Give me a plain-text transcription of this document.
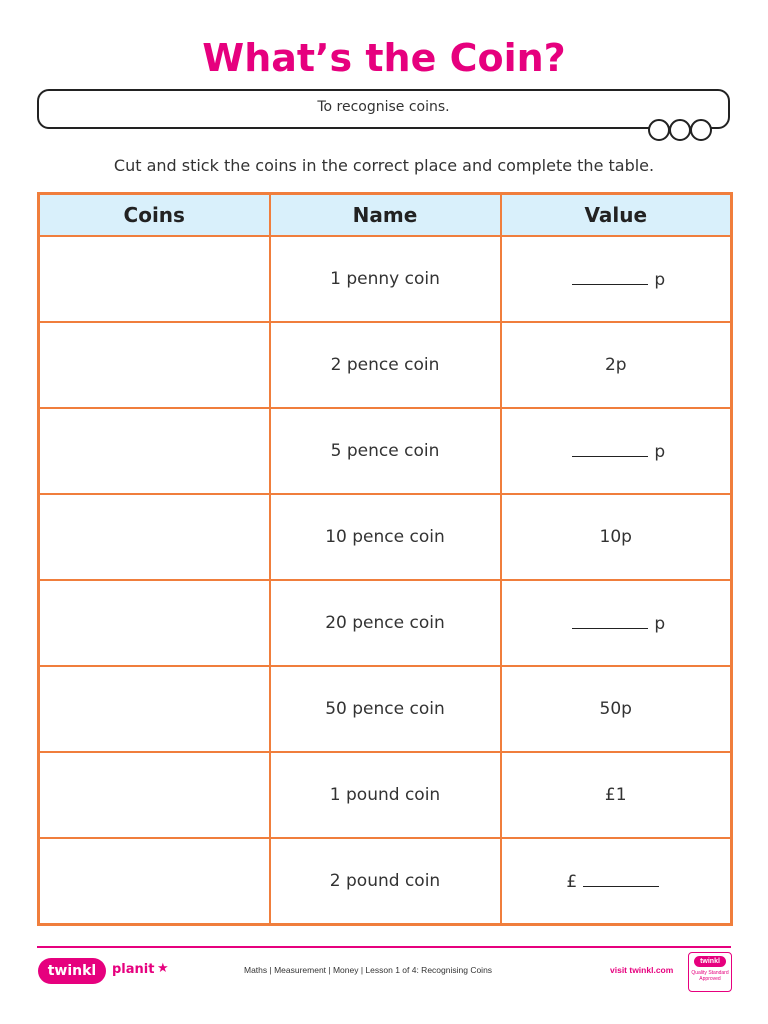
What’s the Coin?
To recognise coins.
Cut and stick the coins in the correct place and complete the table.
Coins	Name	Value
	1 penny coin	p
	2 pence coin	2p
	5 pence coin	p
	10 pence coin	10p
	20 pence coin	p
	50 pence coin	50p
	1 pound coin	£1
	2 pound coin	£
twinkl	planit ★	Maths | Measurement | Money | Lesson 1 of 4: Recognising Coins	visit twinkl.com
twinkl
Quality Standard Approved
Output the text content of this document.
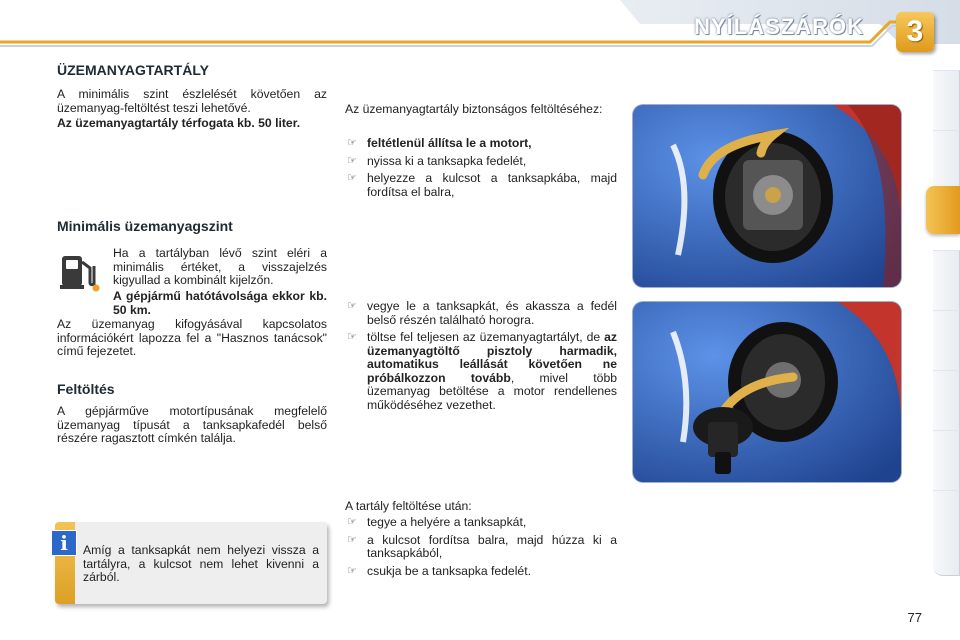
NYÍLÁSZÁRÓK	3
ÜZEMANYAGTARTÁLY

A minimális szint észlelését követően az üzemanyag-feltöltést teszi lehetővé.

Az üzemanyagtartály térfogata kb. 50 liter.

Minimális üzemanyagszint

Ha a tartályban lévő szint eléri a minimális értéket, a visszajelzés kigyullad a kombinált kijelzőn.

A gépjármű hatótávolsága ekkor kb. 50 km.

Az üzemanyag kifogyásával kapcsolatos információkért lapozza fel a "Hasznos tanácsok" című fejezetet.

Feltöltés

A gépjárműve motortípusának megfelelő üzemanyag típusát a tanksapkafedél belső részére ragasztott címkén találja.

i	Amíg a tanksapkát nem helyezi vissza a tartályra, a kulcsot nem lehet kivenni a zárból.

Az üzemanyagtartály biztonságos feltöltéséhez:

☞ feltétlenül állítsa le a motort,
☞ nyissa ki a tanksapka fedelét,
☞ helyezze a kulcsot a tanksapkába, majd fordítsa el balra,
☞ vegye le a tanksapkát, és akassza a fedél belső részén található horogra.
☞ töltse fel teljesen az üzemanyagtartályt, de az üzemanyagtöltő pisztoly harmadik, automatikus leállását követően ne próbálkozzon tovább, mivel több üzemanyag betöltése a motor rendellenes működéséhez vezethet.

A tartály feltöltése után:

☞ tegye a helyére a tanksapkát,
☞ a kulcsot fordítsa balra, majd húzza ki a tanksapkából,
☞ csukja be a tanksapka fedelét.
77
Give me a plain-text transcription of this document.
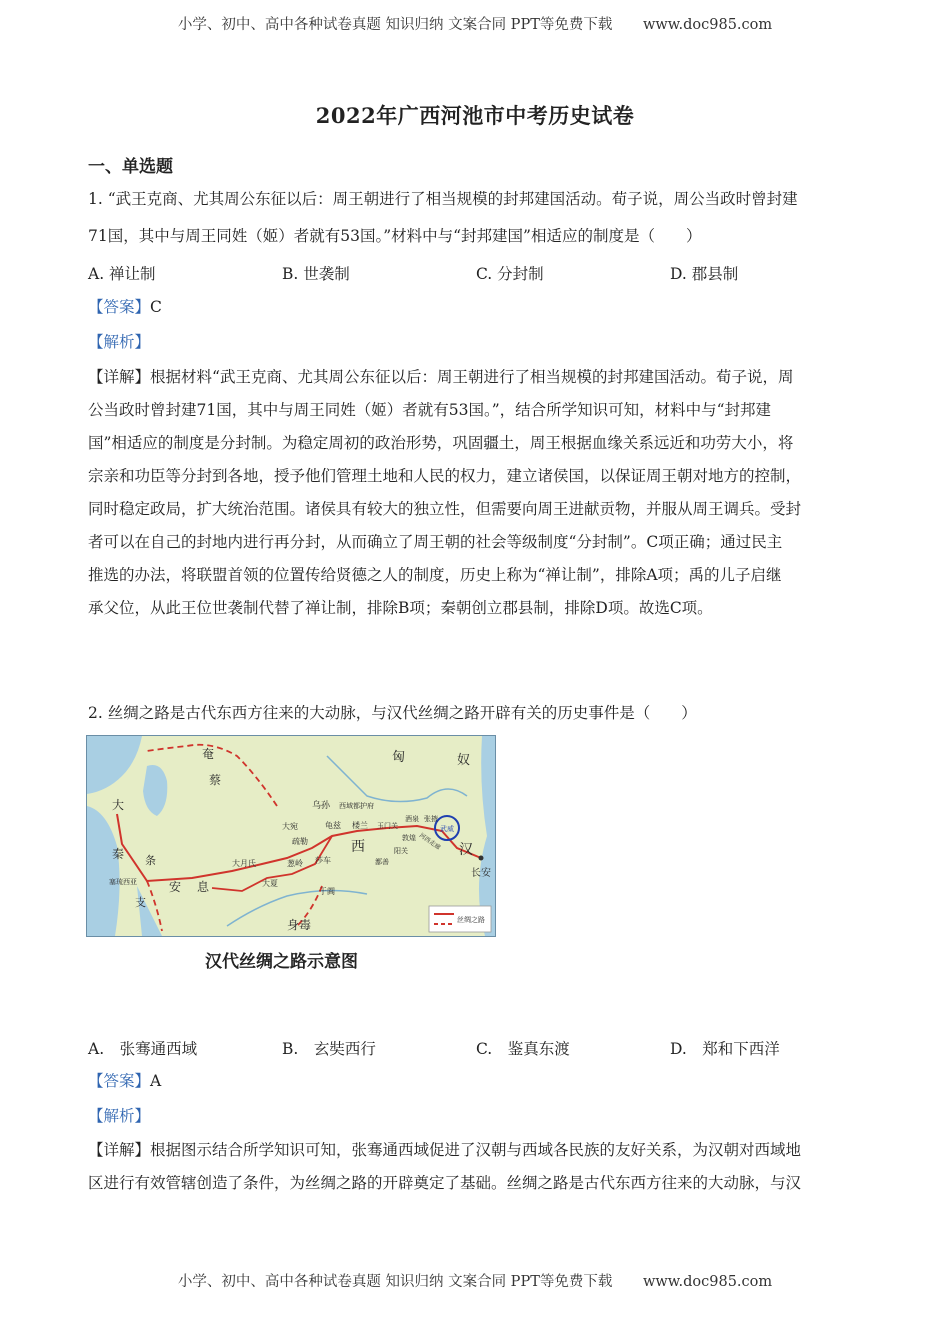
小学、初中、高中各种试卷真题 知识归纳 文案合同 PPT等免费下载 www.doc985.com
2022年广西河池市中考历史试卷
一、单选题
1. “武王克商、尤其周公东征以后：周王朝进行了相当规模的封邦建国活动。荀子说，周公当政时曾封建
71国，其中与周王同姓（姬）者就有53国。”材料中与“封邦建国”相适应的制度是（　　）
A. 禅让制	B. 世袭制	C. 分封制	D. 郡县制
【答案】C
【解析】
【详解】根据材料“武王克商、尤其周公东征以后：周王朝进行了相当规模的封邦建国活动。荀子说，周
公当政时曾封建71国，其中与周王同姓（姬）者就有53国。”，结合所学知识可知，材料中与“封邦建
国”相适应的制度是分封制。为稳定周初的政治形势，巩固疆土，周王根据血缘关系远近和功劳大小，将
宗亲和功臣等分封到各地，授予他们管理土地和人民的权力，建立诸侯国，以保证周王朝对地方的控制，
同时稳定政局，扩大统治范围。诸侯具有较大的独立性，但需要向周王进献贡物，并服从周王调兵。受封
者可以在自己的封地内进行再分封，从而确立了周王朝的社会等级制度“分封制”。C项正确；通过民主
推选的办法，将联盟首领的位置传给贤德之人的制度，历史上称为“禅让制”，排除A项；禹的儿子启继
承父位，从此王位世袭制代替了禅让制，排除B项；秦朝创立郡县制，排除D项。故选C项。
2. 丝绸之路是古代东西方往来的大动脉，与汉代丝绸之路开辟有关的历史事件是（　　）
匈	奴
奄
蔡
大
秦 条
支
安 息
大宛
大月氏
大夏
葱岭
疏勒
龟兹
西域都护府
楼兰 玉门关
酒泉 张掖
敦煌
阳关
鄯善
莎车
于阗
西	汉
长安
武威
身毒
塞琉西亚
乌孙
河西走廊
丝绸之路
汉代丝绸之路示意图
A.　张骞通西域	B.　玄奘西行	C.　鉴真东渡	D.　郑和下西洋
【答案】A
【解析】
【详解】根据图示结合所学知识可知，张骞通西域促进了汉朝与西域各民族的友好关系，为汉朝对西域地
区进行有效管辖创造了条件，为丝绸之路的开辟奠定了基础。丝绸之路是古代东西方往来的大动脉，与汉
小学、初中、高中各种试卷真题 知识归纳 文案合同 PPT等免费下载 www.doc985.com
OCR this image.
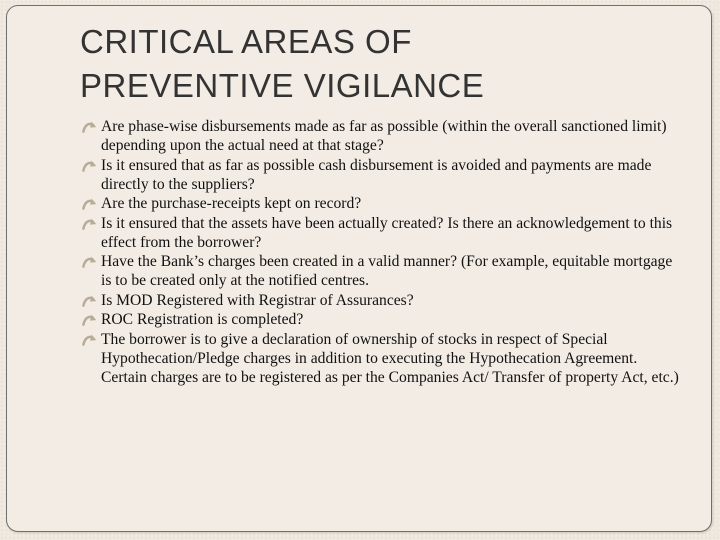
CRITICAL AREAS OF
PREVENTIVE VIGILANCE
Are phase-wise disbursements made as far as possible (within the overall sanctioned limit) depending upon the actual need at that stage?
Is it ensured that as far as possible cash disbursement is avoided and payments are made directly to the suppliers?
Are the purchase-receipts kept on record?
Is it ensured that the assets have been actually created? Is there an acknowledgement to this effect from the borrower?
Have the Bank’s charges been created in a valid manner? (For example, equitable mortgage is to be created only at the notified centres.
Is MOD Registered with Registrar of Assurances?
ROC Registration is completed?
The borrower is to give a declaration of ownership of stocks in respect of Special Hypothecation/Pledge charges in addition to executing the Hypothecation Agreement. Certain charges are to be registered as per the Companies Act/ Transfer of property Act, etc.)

........

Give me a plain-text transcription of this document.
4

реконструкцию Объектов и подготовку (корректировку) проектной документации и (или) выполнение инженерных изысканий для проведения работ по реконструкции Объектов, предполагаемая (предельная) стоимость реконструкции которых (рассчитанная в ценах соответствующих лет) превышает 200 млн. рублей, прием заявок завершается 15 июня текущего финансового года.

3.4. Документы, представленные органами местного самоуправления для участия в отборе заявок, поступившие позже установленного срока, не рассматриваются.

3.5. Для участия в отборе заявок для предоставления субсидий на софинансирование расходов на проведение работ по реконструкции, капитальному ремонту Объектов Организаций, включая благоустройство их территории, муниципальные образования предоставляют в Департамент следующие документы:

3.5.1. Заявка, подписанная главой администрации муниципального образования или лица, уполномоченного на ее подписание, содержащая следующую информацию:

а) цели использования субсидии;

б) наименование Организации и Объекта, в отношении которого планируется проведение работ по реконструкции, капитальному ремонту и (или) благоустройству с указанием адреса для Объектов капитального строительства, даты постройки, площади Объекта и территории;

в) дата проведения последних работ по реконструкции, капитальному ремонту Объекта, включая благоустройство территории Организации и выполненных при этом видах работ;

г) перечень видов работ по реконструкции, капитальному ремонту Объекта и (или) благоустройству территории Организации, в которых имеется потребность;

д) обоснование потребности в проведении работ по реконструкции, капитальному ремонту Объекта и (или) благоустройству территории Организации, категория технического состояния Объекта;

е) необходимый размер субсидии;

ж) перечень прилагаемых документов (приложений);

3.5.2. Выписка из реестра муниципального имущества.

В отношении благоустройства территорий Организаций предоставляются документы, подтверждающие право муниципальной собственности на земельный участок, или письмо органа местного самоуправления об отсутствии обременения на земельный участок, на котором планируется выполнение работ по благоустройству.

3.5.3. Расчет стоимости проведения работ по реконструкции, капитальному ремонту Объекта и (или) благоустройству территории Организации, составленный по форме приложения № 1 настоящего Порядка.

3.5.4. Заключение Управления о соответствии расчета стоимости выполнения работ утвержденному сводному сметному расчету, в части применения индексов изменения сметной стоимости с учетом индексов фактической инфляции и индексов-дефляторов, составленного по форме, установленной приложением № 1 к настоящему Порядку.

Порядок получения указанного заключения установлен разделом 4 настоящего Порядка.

........

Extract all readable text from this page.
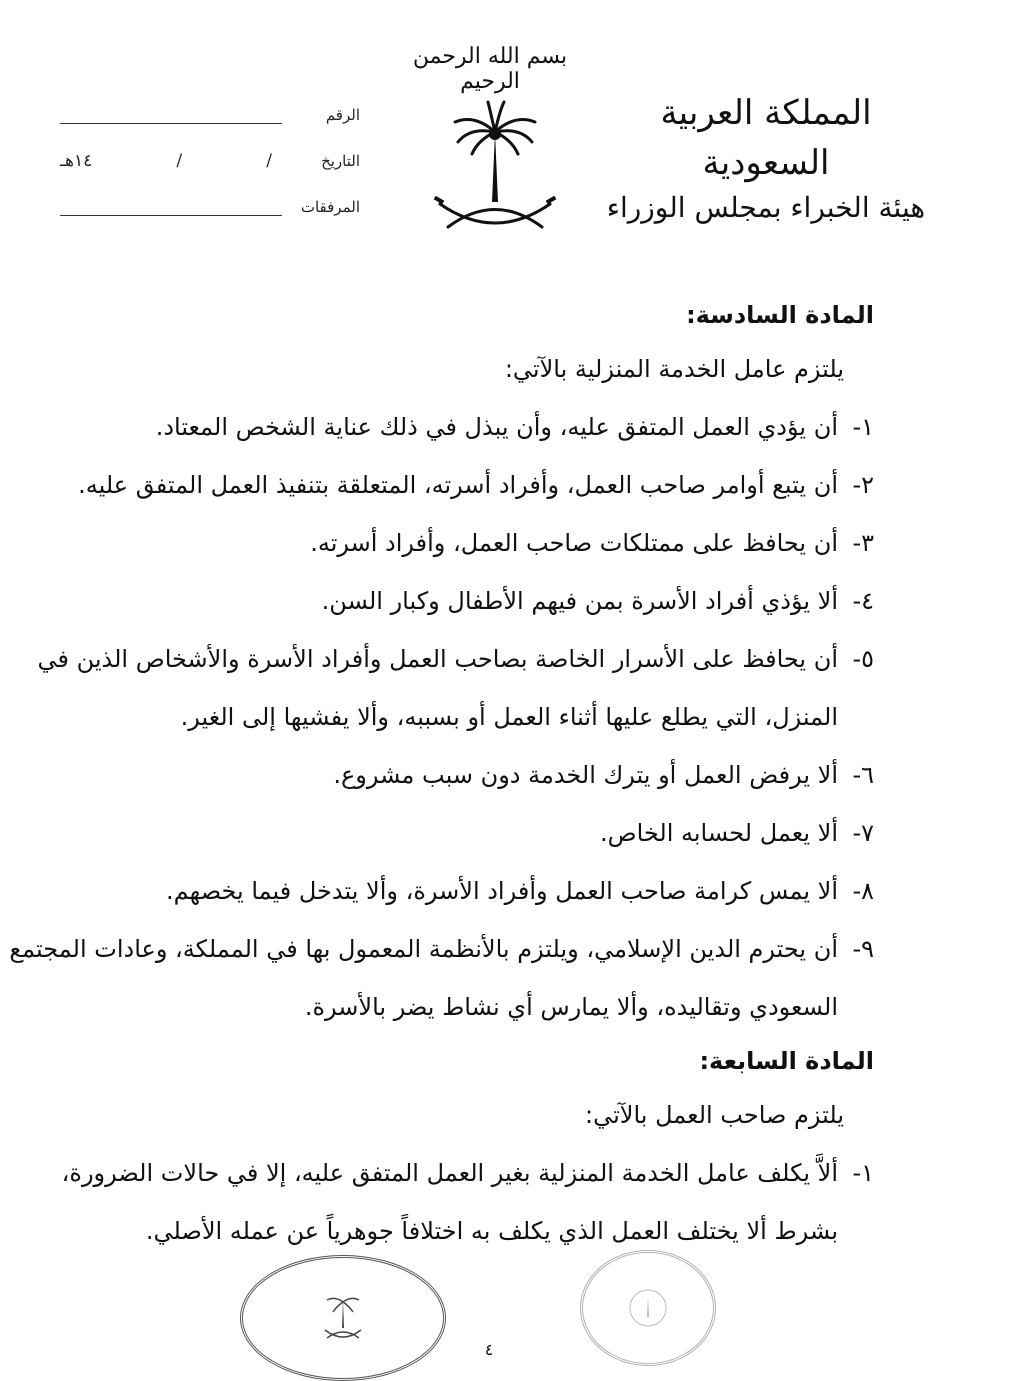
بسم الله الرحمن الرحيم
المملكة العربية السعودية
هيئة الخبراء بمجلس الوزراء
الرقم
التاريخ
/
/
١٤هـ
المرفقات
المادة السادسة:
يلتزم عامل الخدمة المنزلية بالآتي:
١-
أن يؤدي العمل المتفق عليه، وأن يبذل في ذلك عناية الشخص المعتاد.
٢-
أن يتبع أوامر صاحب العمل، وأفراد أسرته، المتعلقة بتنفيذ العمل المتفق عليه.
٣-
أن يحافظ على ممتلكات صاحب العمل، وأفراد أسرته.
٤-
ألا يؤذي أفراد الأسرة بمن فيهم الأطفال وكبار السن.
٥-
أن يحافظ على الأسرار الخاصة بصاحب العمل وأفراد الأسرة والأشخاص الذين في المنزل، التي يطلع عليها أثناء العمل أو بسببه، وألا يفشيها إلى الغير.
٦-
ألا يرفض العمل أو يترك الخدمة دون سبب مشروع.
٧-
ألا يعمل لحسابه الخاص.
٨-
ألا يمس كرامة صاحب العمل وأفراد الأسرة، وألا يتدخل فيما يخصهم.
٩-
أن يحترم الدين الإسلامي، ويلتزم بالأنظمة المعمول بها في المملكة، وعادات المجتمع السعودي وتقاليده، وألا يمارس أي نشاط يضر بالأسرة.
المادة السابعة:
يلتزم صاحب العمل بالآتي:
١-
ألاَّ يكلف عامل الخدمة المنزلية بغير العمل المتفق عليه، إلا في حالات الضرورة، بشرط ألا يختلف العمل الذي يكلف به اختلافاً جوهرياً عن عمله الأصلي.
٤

........

» WORK TO COMPLETE: Go through the records above, find every line with the word "twinkl", and list those lines.

» RESULT OF THIS EXERCISE:
twinkl	planit ★	Maths | Measurement | Money | Lesson 1 of 4: Recognising Coins	visit twinkl.com
twinkl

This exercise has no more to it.